The 2018 CONCACAF Champions League (officially the 2018 Scotiabank CONCACAF Champions League for sponsorship reasons) was the 10th edition of the CONCACAF Champions League under its current name, and overall the 53rd edition of the premier football club competition organized by CONCACAF, the regional governing body of North America, Central America, and the Caribbean.

The format of the tournament was changed as part of a new CONCACAF club competition platform consisting of two tournaments (CONCACAF League and CONCACAF Champions League) and a total of 31 teams competing during the season (an increase from the previous 24 teams), with 16 teams competing in the newly created CONCACAF League from August to October, and the winners of the CONCACAF League joining the 15 direct entrants competing in the CONCACAF Champions League from February to April. As a result, the 2018 edition was played using a new format that included the removal of the group stage, a reduction in participating teams from 24 to 16, and a total reduction in matches from 62 to 30.

Guadalajara defeated Toronto FC in the final to win their second CONCACAF club title and their first in the Champions League era, and qualified as the CONCACAF representative at the 2018 FIFA Club World Cup in the United Arab Emirates. Pachuca won the previous tournament but did not qualify for this tournament and were unable to defend their title.

Qualification
A total of 16 teams participated in the CONCACAF Champions League:
North American Zone: 9 teams (from three associations)
Central American Zone: 5 teams (from four associations; ordinarily from five associations, but Guatemalan teams were excluded from this season's tournament)
Caribbean Zone: 1 team (from one association)
Winners of the CONCACAF League (from one association, from either Central American Zone or Caribbean Zone)

Therefore, teams from either 8 or 9 out of the 41 CONCACAF member associations could participate in the CONCACAF Champions League.

- Dataset content -
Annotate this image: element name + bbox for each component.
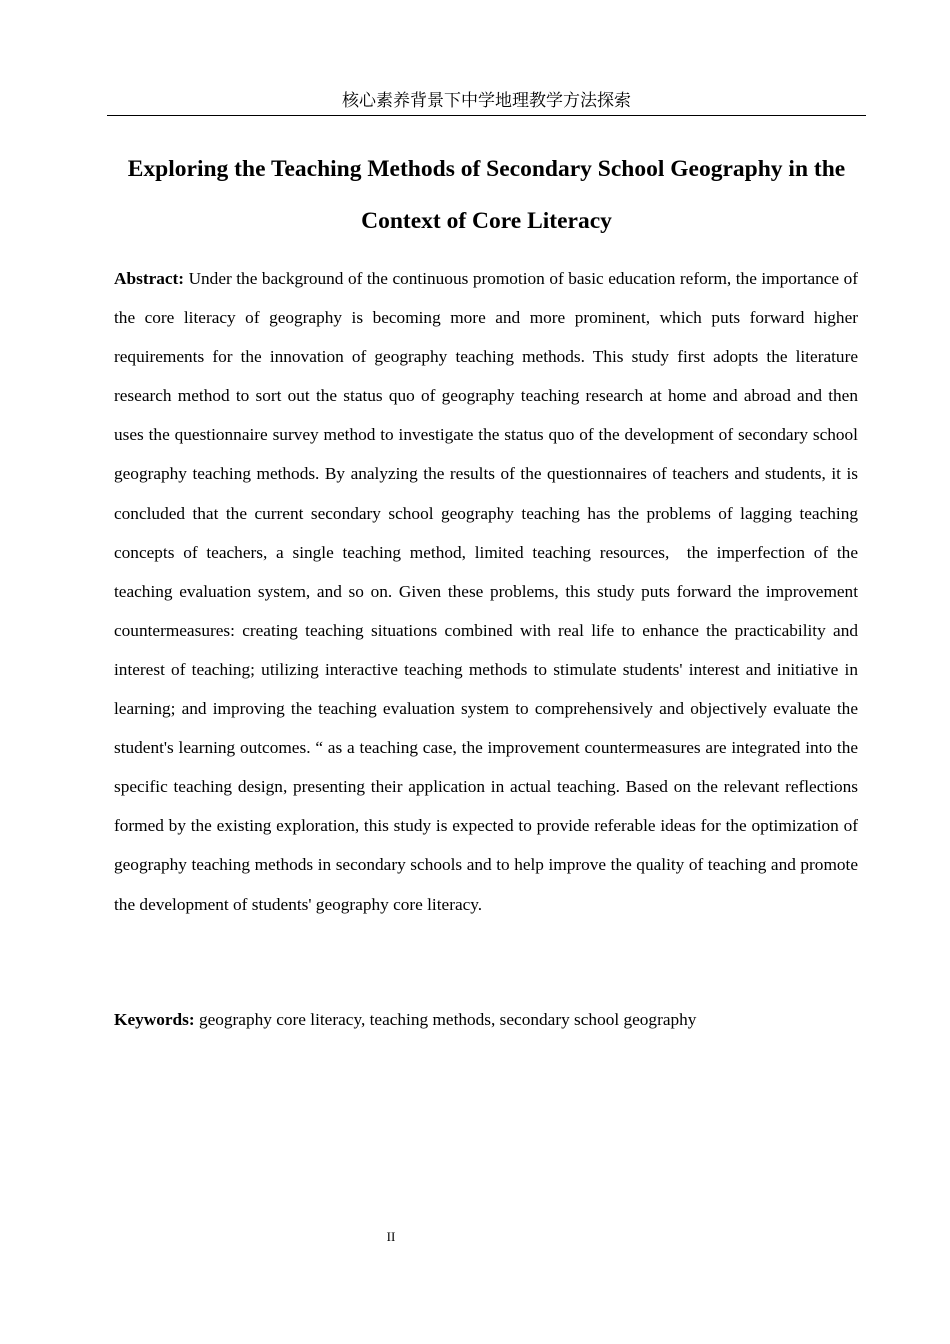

- What you will do -
(1) Answer these questions from the 2018 CONCACAF Champions League text:
(a) How many teams competed in the newly created CONCACAF League?
(b) Which club did Guadalajara beat in the final?
(c) How many teams came from the Caribbean Zone?
(2) Continue the 2018 CONCACAF Champions League text from where it stops.
The lines have no role in this work.

- Results by task -
(1)
(a) 16 teams
(b) Toronto FC
(c) 1 team

(2)
North America
The nine berths for the North American Football Union (NAFU) were allocated to the three NAFU member associations as follows: four berths each for Mexico and the United States, and one berth for Canada.

For Mexico, the champions and runners-up of the Liga MX Apertura and Clausura Liguilla (playoff) tournaments qualified for the CONCACAF Champions League. If there was any team which were finalists of both tournaments, the vacated berth was reallocated using a formula, based on regular season records, that ensured that two teams qualified via each tournament.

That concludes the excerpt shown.